• [DATA RECORDS]
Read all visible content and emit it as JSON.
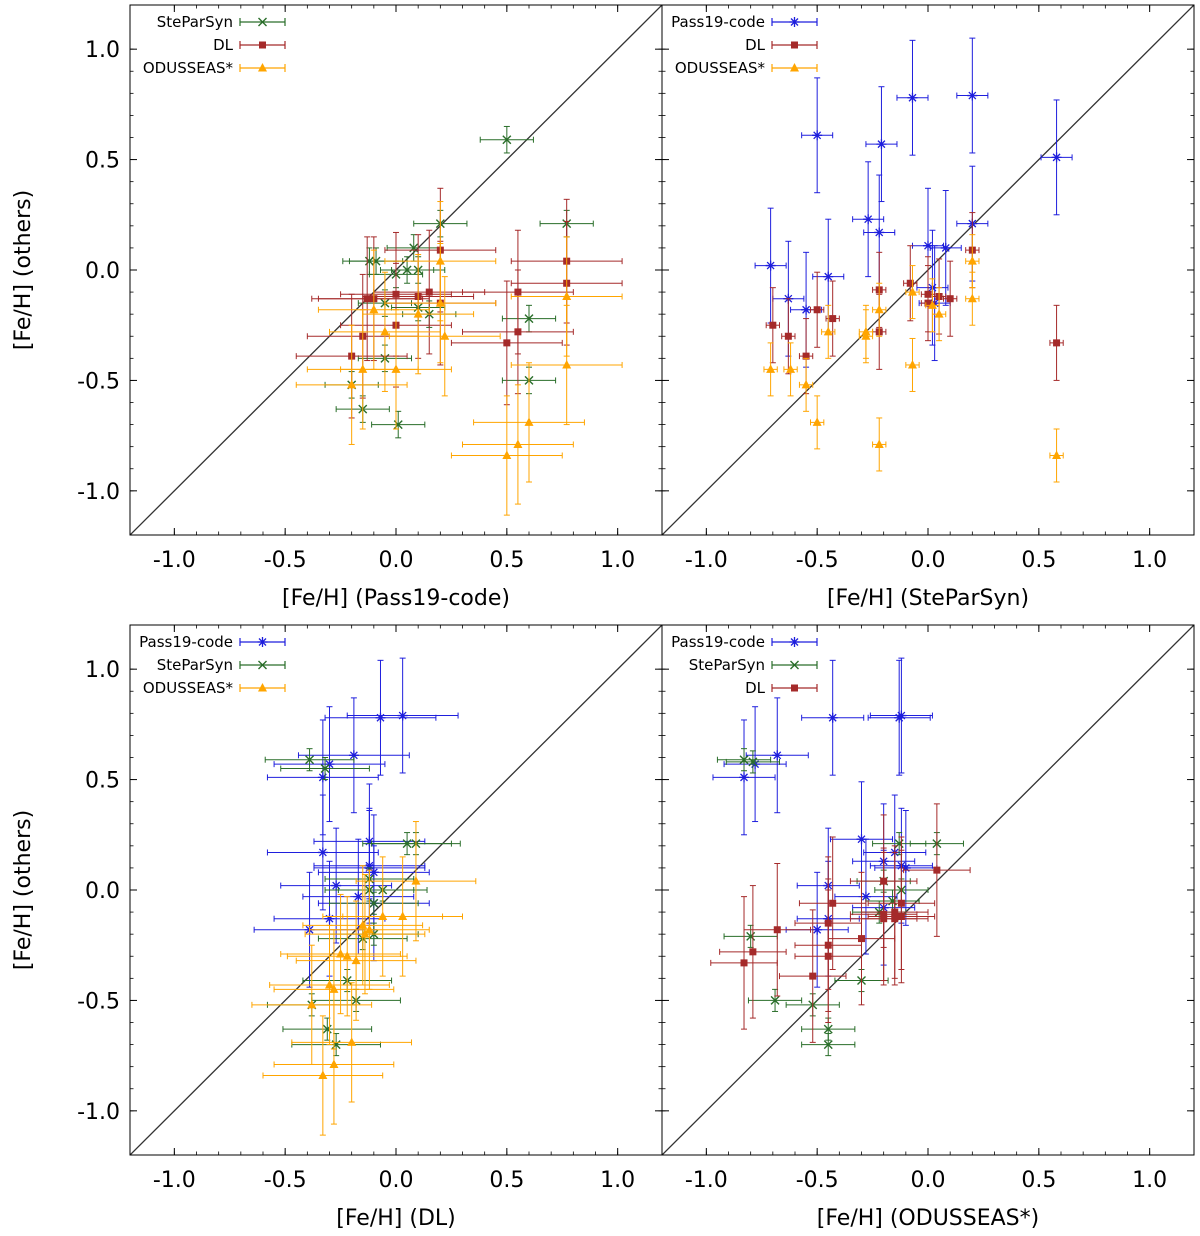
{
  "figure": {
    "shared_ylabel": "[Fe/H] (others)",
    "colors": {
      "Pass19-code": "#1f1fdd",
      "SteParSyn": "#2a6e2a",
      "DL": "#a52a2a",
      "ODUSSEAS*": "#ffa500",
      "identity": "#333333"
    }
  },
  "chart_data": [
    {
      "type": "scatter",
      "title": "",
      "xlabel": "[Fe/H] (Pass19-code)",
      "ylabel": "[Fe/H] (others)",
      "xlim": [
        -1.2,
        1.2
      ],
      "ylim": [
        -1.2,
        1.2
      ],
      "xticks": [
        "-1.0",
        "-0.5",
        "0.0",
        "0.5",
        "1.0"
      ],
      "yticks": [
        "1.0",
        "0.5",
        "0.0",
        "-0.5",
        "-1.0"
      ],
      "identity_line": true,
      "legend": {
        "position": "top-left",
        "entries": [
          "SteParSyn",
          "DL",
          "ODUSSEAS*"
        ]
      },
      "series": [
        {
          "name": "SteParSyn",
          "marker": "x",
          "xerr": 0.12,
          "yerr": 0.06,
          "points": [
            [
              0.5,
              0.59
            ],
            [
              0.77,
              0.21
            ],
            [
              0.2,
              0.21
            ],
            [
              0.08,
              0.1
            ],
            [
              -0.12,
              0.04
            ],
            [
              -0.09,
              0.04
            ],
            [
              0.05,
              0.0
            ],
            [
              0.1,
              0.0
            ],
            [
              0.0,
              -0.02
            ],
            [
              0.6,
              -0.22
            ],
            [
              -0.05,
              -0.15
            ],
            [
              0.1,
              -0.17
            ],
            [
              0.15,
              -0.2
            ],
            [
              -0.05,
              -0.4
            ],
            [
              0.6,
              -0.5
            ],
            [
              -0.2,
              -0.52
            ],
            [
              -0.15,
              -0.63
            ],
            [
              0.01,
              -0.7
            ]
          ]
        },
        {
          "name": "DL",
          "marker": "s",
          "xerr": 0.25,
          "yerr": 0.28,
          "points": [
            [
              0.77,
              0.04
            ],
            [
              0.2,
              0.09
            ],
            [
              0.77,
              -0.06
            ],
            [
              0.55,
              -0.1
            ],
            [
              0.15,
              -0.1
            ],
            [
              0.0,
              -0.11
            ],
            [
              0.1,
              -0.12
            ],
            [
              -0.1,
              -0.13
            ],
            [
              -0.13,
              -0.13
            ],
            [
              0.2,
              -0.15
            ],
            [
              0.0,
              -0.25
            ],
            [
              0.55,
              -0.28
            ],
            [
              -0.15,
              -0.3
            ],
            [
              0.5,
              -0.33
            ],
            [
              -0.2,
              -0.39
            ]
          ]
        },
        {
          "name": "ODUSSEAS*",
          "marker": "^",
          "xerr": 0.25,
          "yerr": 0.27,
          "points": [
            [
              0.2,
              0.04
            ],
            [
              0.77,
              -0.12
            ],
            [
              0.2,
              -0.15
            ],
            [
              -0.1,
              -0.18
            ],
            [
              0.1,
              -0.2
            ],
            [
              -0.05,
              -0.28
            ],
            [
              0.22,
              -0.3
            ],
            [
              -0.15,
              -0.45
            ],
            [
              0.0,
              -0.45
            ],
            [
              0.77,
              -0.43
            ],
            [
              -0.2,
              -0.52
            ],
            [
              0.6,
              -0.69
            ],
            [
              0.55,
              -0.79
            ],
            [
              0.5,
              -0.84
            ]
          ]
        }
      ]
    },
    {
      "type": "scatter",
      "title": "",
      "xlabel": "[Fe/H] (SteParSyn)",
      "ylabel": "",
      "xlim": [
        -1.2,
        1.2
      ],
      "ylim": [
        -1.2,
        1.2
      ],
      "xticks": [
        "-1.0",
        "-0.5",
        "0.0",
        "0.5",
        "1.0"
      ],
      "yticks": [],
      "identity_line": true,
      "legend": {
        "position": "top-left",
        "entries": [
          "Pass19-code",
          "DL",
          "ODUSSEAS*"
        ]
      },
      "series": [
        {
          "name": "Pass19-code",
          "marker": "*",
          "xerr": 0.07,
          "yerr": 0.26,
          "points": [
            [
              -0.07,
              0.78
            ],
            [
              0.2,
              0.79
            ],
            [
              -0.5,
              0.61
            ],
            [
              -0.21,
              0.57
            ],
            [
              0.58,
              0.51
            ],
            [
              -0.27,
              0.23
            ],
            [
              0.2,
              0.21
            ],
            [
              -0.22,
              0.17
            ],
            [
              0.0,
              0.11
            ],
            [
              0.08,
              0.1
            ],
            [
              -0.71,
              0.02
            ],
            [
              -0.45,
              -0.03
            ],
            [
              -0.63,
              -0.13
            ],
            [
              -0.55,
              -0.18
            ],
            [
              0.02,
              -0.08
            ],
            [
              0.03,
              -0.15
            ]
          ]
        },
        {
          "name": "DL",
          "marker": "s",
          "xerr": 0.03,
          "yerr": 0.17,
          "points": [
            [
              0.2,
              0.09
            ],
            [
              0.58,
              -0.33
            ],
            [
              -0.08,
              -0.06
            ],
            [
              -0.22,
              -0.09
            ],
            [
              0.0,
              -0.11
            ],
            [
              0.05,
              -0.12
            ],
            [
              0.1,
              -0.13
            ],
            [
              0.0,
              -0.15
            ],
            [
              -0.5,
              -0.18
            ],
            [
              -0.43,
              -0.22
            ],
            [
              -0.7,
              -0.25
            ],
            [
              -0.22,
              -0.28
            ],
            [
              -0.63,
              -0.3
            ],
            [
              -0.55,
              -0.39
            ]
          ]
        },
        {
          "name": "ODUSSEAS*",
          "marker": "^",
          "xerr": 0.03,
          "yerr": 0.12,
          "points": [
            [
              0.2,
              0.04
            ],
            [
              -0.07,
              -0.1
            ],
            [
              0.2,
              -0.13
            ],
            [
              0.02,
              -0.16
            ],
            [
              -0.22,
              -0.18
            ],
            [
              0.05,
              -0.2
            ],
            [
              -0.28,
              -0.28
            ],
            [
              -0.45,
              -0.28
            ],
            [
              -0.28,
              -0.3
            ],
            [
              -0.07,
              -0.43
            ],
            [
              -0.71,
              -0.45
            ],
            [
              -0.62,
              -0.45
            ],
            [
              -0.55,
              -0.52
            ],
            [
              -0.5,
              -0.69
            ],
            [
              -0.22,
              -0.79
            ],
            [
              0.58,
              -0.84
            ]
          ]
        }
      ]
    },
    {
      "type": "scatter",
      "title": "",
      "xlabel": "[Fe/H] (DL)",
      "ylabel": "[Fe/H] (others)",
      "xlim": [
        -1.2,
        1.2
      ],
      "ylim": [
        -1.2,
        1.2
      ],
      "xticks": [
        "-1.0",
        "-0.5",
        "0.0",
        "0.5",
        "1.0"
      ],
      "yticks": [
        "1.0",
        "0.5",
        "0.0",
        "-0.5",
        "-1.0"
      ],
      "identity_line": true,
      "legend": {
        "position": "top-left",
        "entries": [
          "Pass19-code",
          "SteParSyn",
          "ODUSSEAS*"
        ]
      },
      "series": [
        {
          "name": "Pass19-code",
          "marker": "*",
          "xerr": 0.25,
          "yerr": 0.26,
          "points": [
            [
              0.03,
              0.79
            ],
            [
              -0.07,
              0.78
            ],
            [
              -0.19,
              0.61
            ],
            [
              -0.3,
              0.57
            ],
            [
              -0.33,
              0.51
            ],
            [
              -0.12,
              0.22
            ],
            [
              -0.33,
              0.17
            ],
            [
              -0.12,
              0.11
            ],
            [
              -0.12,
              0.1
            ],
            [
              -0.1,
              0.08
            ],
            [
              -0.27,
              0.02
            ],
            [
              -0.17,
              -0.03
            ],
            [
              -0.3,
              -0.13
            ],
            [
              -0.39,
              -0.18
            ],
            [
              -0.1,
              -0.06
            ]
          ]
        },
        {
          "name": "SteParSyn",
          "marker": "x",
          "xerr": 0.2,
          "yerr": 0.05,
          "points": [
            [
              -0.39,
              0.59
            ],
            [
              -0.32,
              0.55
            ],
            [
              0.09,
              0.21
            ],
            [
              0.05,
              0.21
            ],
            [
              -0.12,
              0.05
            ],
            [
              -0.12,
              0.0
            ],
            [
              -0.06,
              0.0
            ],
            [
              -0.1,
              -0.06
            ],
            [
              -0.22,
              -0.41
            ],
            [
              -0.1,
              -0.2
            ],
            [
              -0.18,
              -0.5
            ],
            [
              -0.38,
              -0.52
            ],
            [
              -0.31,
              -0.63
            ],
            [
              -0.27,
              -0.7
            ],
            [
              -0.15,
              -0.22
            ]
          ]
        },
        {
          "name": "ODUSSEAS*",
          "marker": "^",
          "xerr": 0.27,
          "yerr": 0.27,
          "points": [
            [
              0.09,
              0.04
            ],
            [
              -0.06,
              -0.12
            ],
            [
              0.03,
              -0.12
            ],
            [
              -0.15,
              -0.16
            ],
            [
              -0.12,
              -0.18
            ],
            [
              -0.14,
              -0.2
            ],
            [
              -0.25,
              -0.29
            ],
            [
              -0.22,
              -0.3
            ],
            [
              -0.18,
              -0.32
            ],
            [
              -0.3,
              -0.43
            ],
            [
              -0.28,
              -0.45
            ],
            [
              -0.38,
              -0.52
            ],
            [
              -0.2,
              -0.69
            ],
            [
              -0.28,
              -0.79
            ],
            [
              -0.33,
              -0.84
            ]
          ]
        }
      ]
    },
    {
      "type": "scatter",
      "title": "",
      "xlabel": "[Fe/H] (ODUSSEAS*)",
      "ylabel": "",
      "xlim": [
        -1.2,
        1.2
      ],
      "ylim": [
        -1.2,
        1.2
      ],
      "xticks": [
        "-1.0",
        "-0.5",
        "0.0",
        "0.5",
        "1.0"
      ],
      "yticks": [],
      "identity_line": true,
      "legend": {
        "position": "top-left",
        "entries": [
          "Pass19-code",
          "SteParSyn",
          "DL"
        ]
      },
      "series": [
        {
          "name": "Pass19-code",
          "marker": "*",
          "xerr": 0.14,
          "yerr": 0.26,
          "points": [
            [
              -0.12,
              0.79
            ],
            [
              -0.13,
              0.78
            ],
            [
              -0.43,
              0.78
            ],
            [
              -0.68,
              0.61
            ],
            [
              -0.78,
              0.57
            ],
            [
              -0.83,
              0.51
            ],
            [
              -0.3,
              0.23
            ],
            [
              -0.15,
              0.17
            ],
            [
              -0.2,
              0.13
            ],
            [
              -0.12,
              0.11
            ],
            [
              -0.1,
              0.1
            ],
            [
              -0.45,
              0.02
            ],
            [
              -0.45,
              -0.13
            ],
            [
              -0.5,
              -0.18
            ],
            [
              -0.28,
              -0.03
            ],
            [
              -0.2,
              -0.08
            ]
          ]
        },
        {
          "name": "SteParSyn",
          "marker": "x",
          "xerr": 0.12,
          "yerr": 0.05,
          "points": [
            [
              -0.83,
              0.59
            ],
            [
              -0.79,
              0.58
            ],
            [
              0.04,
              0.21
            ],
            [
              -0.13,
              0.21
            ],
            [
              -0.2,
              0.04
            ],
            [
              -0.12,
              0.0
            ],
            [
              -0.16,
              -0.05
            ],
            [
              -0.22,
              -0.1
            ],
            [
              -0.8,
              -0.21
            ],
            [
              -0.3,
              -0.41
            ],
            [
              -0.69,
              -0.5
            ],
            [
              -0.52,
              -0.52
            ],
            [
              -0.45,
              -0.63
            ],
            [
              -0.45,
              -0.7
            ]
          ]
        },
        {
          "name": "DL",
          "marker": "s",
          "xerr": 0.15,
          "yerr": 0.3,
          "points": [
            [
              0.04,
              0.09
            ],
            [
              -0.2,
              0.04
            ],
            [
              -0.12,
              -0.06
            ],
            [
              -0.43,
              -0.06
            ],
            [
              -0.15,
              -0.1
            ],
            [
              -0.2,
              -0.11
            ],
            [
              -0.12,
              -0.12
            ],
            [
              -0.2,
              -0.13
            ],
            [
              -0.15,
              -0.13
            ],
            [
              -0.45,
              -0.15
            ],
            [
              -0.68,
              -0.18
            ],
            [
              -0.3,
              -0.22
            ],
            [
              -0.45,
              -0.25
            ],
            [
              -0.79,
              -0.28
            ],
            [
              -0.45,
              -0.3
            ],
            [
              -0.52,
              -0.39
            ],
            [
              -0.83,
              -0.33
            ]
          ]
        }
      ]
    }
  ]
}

• [GOAL OF THE EXERCISE]
Gather up the lines that contain the word "xlabel".

• [RESULT]
      "xlabel": "[Fe/H] (Pass19-code)",
      "xlabel": "[Fe/H] (SteParSyn)",
      "xlabel": "[Fe/H] (DL)",
      "xlabel": "[Fe/H] (ODUSSEAS*)",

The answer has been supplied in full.